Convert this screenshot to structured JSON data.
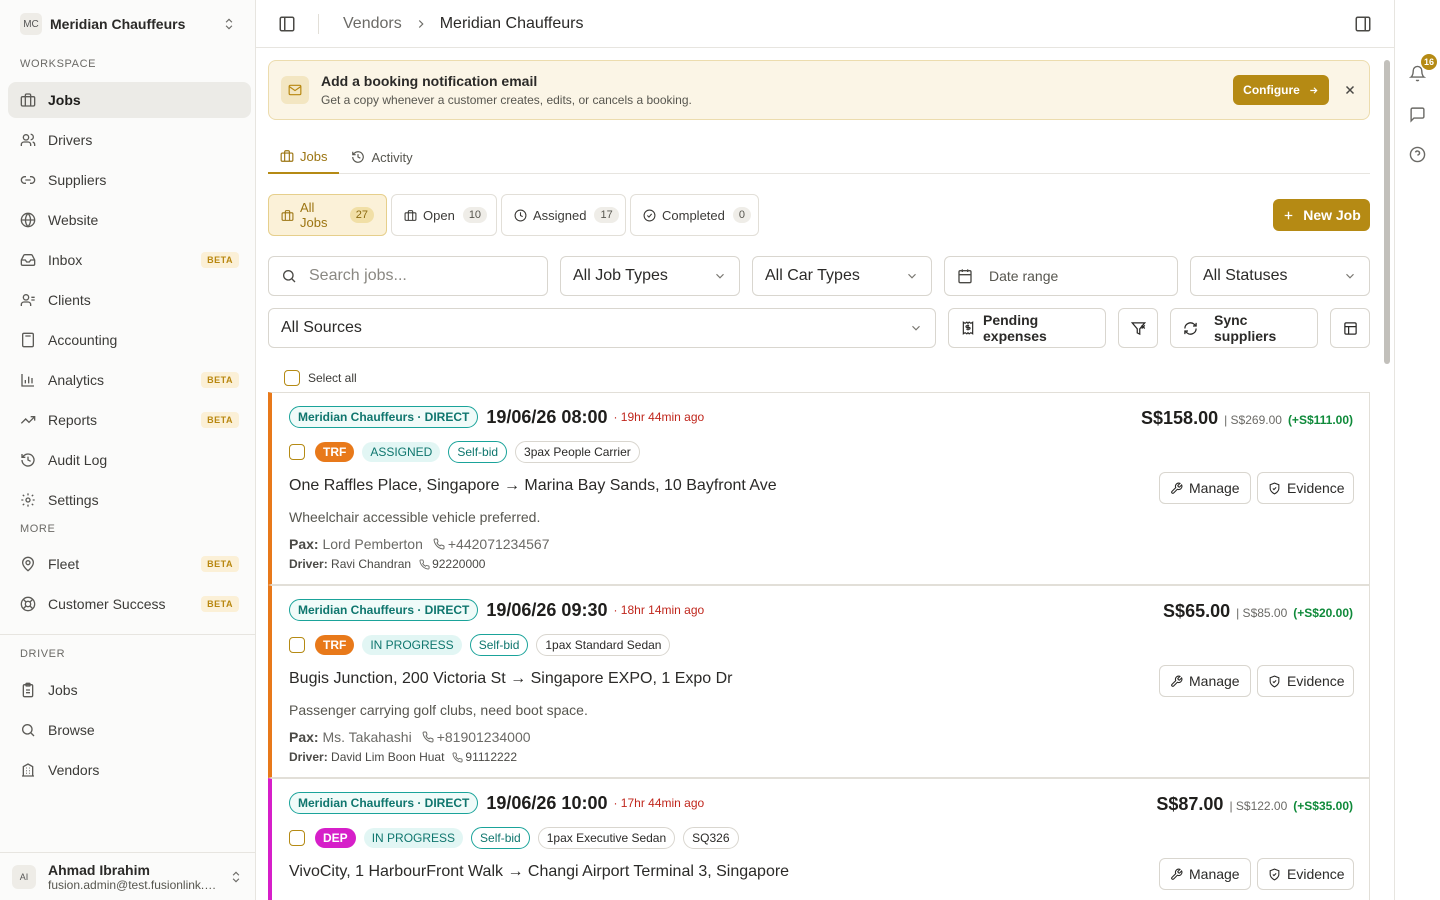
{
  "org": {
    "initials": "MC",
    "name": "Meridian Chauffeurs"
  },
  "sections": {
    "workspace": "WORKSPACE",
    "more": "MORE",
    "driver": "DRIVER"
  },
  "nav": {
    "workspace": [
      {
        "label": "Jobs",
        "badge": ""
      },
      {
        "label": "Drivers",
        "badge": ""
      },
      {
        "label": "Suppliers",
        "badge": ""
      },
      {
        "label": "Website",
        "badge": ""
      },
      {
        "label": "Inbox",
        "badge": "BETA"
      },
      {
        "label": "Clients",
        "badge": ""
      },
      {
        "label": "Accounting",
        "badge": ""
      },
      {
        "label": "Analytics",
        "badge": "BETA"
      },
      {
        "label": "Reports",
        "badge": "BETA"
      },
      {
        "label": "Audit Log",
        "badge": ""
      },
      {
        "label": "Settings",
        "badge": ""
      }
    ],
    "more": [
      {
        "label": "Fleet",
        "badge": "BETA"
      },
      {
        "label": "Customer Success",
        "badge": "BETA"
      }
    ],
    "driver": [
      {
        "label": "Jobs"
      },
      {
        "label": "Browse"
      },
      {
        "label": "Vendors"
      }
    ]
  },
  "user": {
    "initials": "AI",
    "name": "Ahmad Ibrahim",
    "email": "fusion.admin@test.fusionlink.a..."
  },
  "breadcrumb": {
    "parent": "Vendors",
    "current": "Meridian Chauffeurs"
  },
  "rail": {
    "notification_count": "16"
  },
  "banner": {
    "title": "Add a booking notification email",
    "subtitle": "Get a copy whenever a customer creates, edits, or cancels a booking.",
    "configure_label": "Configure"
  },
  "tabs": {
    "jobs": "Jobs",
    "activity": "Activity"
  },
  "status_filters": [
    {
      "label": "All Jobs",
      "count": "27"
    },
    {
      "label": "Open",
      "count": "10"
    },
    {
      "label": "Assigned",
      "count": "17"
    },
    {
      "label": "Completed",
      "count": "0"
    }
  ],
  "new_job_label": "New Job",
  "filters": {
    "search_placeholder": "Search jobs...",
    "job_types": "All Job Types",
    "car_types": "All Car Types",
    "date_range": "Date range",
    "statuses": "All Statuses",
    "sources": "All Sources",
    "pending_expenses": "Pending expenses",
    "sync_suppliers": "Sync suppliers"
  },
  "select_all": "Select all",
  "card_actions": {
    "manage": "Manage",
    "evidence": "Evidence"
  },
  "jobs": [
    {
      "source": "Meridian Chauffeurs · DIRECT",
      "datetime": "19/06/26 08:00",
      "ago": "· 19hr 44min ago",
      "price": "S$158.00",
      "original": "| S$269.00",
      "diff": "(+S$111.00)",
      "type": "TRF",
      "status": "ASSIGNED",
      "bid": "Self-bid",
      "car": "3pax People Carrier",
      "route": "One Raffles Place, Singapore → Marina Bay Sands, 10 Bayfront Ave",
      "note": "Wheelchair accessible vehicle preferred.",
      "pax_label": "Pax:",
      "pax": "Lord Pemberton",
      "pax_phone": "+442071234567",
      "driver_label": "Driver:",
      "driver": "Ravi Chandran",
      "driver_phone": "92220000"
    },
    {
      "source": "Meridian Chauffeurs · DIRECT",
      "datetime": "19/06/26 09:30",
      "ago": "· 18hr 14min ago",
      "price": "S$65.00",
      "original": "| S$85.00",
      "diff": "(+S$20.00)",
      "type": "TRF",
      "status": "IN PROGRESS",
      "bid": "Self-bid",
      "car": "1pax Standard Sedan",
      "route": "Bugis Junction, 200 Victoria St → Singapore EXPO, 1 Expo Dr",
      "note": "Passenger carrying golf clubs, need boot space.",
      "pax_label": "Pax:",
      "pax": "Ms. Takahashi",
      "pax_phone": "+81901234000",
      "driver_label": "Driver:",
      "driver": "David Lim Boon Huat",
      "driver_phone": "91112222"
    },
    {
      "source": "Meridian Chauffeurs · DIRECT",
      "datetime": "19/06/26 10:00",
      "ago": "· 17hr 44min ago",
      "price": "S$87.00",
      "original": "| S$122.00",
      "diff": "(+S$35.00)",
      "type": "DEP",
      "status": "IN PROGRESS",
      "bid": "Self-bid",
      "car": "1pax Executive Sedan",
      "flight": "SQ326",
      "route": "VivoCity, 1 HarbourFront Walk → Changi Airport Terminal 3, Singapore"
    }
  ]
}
——
• PROBLEM STATEMENT:
Write the entries above out again exactly, but not the pictures.

• EXPECTED ANSWER:
Convert this screenshot to structured JSON data.
{
  "org": {
    "initials": "MC",
    "name": "Meridian Chauffeurs"
  },
  "sections": {
    "workspace": "WORKSPACE",
    "more": "MORE",
    "driver": "DRIVER"
  },
  "nav": {
    "workspace": [
      {
        "label": "Jobs",
        "badge": ""
      },
      {
        "label": "Drivers",
        "badge": ""
      },
      {
        "label": "Suppliers",
        "badge": ""
      },
      {
        "label": "Website",
        "badge": ""
      },
      {
        "label": "Inbox",
        "badge": "BETA"
      },
      {
        "label": "Clients",
        "badge": ""
      },
      {
        "label": "Accounting",
        "badge": ""
      },
      {
        "label": "Analytics",
        "badge": "BETA"
      },
      {
        "label": "Reports",
        "badge": "BETA"
      },
      {
        "label": "Audit Log",
        "badge": ""
      },
      {
        "label": "Settings",
        "badge": ""
      }
    ],
    "more": [
      {
        "label": "Fleet",
        "badge": "BETA"
      },
      {
        "label": "Customer Success",
        "badge": "BETA"
      }
    ],
    "driver": [
      {
        "label": "Jobs"
      },
      {
        "label": "Browse"
      },
      {
        "label": "Vendors"
      }
    ]
  },
  "user": {
    "initials": "AI",
    "name": "Ahmad Ibrahim",
    "email": "fusion.admin@test.fusionlink.a..."
  },
  "breadcrumb": {
    "parent": "Vendors",
    "current": "Meridian Chauffeurs"
  },
  "rail": {
    "notification_count": "16"
  },
  "banner": {
    "title": "Add a booking notification email",
    "subtitle": "Get a copy whenever a customer creates, edits, or cancels a booking.",
    "configure_label": "Configure"
  },
  "tabs": {
    "jobs": "Jobs",
    "activity": "Activity"
  },
  "status_filters": [
    {
      "label": "All Jobs",
      "count": "27"
    },
    {
      "label": "Open",
      "count": "10"
    },
    {
      "label": "Assigned",
      "count": "17"
    },
    {
      "label": "Completed",
      "count": "0"
    }
  ],
  "new_job_label": "New Job",
  "filters": {
    "search_placeholder": "Search jobs...",
    "job_types": "All Job Types",
    "car_types": "All Car Types",
    "date_range": "Date range",
    "statuses": "All Statuses",
    "sources": "All Sources",
    "pending_expenses": "Pending expenses",
    "sync_suppliers": "Sync suppliers"
  },
  "select_all": "Select all",
  "card_actions": {
    "manage": "Manage",
    "evidence": "Evidence"
  },
  "jobs": [
    {
      "source": "Meridian Chauffeurs · DIRECT",
      "datetime": "19/06/26 08:00",
      "ago": "· 19hr 44min ago",
      "price": "S$158.00",
      "original": "| S$269.00",
      "diff": "(+S$111.00)",
      "type": "TRF",
      "status": "ASSIGNED",
      "bid": "Self-bid",
      "car": "3pax People Carrier",
      "route": "One Raffles Place, Singapore → Marina Bay Sands, 10 Bayfront Ave",
      "note": "Wheelchair accessible vehicle preferred.",
      "pax_label": "Pax:",
      "pax": "Lord Pemberton",
      "pax_phone": "+442071234567",
      "driver_label": "Driver:",
      "driver": "Ravi Chandran",
      "driver_phone": "92220000"
    },
    {
      "source": "Meridian Chauffeurs · DIRECT",
      "datetime": "19/06/26 09:30",
      "ago": "· 18hr 14min ago",
      "price": "S$65.00",
      "original": "| S$85.00",
      "diff": "(+S$20.00)",
      "type": "TRF",
      "status": "IN PROGRESS",
      "bid": "Self-bid",
      "car": "1pax Standard Sedan",
      "route": "Bugis Junction, 200 Victoria St → Singapore EXPO, 1 Expo Dr",
      "note": "Passenger carrying golf clubs, need boot space.",
      "pax_label": "Pax:",
      "pax": "Ms. Takahashi",
      "pax_phone": "+81901234000",
      "driver_label": "Driver:",
      "driver": "David Lim Boon Huat",
      "driver_phone": "91112222"
    },
    {
      "source": "Meridian Chauffeurs · DIRECT",
      "datetime": "19/06/26 10:00",
      "ago": "· 17hr 44min ago",
      "price": "S$87.00",
      "original": "| S$122.00",
      "diff": "(+S$35.00)",
      "type": "DEP",
      "status": "IN PROGRESS",
      "bid": "Self-bid",
      "car": "1pax Executive Sedan",
      "flight": "SQ326",
      "route": "VivoCity, 1 HarbourFront Walk → Changi Airport Terminal 3, Singapore"
    }
  ]
}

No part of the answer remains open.